__Required work__: Would you transcribe all of the data exactly, down to the last character?

****************

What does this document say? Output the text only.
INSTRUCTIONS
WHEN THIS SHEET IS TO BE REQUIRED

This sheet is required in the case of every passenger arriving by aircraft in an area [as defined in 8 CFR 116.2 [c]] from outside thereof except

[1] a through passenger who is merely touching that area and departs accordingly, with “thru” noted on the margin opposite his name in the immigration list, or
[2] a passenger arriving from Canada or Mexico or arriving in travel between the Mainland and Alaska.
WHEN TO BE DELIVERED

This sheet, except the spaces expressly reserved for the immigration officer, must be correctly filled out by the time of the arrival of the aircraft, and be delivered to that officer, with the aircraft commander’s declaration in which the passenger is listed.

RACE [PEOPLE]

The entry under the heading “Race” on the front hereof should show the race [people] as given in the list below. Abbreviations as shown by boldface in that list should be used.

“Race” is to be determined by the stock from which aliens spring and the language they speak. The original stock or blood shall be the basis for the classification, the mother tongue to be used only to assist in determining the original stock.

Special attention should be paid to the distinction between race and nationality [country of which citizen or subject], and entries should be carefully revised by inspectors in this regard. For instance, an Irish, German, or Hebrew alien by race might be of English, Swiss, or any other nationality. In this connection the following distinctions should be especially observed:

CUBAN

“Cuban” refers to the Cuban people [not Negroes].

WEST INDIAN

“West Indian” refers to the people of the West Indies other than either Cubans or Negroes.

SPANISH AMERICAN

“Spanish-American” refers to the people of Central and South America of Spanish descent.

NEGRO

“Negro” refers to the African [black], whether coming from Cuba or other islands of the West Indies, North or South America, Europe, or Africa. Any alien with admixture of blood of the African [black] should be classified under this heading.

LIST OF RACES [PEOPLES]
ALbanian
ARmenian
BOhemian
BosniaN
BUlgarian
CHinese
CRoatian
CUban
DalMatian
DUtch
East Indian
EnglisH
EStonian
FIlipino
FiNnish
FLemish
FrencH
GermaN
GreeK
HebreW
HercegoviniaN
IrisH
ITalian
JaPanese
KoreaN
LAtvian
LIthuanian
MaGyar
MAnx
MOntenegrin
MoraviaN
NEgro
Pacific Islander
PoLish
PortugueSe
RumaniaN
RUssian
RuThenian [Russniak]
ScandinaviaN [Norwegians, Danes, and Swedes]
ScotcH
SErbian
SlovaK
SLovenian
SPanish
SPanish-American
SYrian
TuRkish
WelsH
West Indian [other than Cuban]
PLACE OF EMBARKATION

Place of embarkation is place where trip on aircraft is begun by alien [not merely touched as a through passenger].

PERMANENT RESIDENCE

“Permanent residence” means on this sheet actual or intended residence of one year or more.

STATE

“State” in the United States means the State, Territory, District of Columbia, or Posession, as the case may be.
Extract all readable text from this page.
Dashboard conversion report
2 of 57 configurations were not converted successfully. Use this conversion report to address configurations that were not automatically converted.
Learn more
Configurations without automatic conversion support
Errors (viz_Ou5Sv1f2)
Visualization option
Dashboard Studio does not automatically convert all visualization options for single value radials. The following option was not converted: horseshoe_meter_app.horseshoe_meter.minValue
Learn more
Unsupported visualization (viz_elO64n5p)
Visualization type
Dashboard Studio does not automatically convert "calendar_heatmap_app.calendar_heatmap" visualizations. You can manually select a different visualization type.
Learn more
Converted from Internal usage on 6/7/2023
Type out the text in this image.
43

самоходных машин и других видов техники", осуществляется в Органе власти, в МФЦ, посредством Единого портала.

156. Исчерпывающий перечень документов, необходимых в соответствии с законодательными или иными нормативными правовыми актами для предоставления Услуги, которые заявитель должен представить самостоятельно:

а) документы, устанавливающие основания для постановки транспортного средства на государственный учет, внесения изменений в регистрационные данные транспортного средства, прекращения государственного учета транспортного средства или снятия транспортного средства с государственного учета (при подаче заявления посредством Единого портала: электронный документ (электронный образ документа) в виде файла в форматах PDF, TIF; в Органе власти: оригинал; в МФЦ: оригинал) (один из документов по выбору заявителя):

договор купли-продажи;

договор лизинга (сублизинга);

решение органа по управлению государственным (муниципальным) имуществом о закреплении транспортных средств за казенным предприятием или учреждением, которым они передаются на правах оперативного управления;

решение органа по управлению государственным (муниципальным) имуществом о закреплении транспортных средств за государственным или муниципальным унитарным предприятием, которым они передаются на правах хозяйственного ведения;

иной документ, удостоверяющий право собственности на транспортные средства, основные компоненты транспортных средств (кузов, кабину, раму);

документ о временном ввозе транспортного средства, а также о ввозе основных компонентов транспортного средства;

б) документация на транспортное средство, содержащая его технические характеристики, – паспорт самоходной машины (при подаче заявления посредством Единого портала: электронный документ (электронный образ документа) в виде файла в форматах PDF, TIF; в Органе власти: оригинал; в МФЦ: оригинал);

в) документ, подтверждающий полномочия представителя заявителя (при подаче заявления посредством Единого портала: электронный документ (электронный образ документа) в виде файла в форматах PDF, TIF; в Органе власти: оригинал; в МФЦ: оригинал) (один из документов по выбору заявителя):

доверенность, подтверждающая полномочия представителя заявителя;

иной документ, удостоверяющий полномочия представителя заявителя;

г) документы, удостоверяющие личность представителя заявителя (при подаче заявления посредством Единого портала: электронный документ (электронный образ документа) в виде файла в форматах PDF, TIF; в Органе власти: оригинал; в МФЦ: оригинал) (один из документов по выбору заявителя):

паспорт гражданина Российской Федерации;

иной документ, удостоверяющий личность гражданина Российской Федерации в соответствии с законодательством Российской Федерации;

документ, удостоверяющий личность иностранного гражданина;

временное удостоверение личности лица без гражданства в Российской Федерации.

****************

__Solution for this problem__:
What does this document say? Output the text only.
INSTRUCTIONS
WHEN THIS SHEET IS TO BE REQUIRED

This sheet is required in the case of every passenger arriving by aircraft in an area [as defined in 8 CFR 116.2 [c]] from outside thereof except

[1] a through passenger who is merely touching that area and departs accordingly, with “thru” noted on the margin opposite his name in the immigration list, or
[2] a passenger arriving from Canada or Mexico or arriving in travel between the Mainland and Alaska.
WHEN TO BE DELIVERED

This sheet, except the spaces expressly reserved for the immigration officer, must be correctly filled out by the time of the arrival of the aircraft, and be delivered to that officer, with the aircraft commander’s declaration in which the passenger is listed.

RACE [PEOPLE]

The entry under the heading “Race” on the front hereof should show the race [people] as given in the list below. Abbreviations as shown by boldface in that list should be used.

“Race” is to be determined by the stock from which aliens spring and the language they speak. The original stock or blood shall be the basis for the classification, the mother tongue to be used only to assist in determining the original stock.

Special attention should be paid to the distinction between race and nationality [country of which citizen or subject], and entries should be carefully revised by inspectors in this regard. For instance, an Irish, German, or Hebrew alien by race might be of English, Swiss, or any other nationality. In this connection the following distinctions should be especially observed:

CUBAN

“Cuban” refers to the Cuban people [not Negroes].

WEST INDIAN

“West Indian” refers to the people of the West Indies other than either Cubans or Negroes.

SPANISH AMERICAN

“Spanish-American” refers to the people of Central and South America of Spanish descent.

NEGRO

“Negro” refers to the African [black], whether coming from Cuba or other islands of the West Indies, North or South America, Europe, or Africa. Any alien with admixture of blood of the African [black] should be classified under this heading.

LIST OF RACES [PEOPLES]
ALbanian
ARmenian
BOhemian
BosniaN
BUlgarian
CHinese
CRoatian
CUban
DalMatian
DUtch
East Indian
EnglisH
EStonian
FIlipino
FiNnish
FLemish
FrencH
GermaN
GreeK
HebreW
HercegoviniaN
IrisH
ITalian
JaPanese
KoreaN
LAtvian
LIthuanian
MaGyar
MAnx
MOntenegrin
MoraviaN
NEgro
Pacific Islander
PoLish
PortugueSe
RumaniaN
RUssian
RuThenian [Russniak]
ScandinaviaN [Norwegians, Danes, and Swedes]
ScotcH
SErbian
SlovaK
SLovenian
SPanish
SPanish-American
SYrian
TuRkish
WelsH
West Indian [other than Cuban]
PLACE OF EMBARKATION

Place of embarkation is place where trip on aircraft is begun by alien [not merely touched as a through passenger].

PERMANENT RESIDENCE

“Permanent residence” means on this sheet actual or intended residence of one year or more.

STATE

“State” in the United States means the State, Territory, District of Columbia, or Posession, as the case may be.
Extract all readable text from this page.
Dashboard conversion report
2 of 57 configurations were not converted successfully. Use this conversion report to address configurations that were not automatically converted.
Learn more
Configurations without automatic conversion support
Errors (viz_Ou5Sv1f2)
Visualization option
Dashboard Studio does not automatically convert all visualization options for single value radials. The following option was not converted: horseshoe_meter_app.horseshoe_meter.minValue
Learn more
Unsupported visualization (viz_elO64n5p)
Visualization type
Dashboard Studio does not automatically convert "calendar_heatmap_app.calendar_heatmap" visualizations. You can manually select a different visualization type.
Learn more
Converted from Internal usage on 6/7/2023
Type out the text in this image.
43

самоходных машин и других видов техники", осуществляется в Органе власти, в МФЦ, посредством Единого портала.

156. Исчерпывающий перечень документов, необходимых в соответствии с законодательными или иными нормативными правовыми актами для предоставления Услуги, которые заявитель должен представить самостоятельно:

а) документы, устанавливающие основания для постановки транспортного средства на государственный учет, внесения изменений в регистрационные данные транспортного средства, прекращения государственного учета транспортного средства или снятия транспортного средства с государственного учета (при подаче заявления посредством Единого портала: электронный документ (электронный образ документа) в виде файла в форматах PDF, TIF; в Органе власти: оригинал; в МФЦ: оригинал) (один из документов по выбору заявителя):

договор купли-продажи;

договор лизинга (сублизинга);

решение органа по управлению государственным (муниципальным) имуществом о закреплении транспортных средств за казенным предприятием или учреждением, которым они передаются на правах оперативного управления;

решение органа по управлению государственным (муниципальным) имуществом о закреплении транспортных средств за государственным или муниципальным унитарным предприятием, которым они передаются на правах хозяйственного ведения;

иной документ, удостоверяющий право собственности на транспортные средства, основные компоненты транспортных средств (кузов, кабину, раму);

документ о временном ввозе транспортного средства, а также о ввозе основных компонентов транспортного средства;

б) документация на транспортное средство, содержащая его технические характеристики, – паспорт самоходной машины (при подаче заявления посредством Единого портала: электронный документ (электронный образ документа) в виде файла в форматах PDF, TIF; в Органе власти: оригинал; в МФЦ: оригинал);

в) документ, подтверждающий полномочия представителя заявителя (при подаче заявления посредством Единого портала: электронный документ (электронный образ документа) в виде файла в форматах PDF, TIF; в Органе власти: оригинал; в МФЦ: оригинал) (один из документов по выбору заявителя):

доверенность, подтверждающая полномочия представителя заявителя;

иной документ, удостоверяющий полномочия представителя заявителя;

г) документы, удостоверяющие личность представителя заявителя (при подаче заявления посредством Единого портала: электронный документ (электронный образ документа) в виде файла в форматах PDF, TIF; в Органе власти: оригинал; в МФЦ: оригинал) (один из документов по выбору заявителя):

паспорт гражданина Российской Федерации;

иной документ, удостоверяющий личность гражданина Российской Федерации в соответствии с законодательством Российской Федерации;

документ, удостоверяющий личность иностранного гражданина;

временное удостоверение личности лица без гражданства в Российской Федерации.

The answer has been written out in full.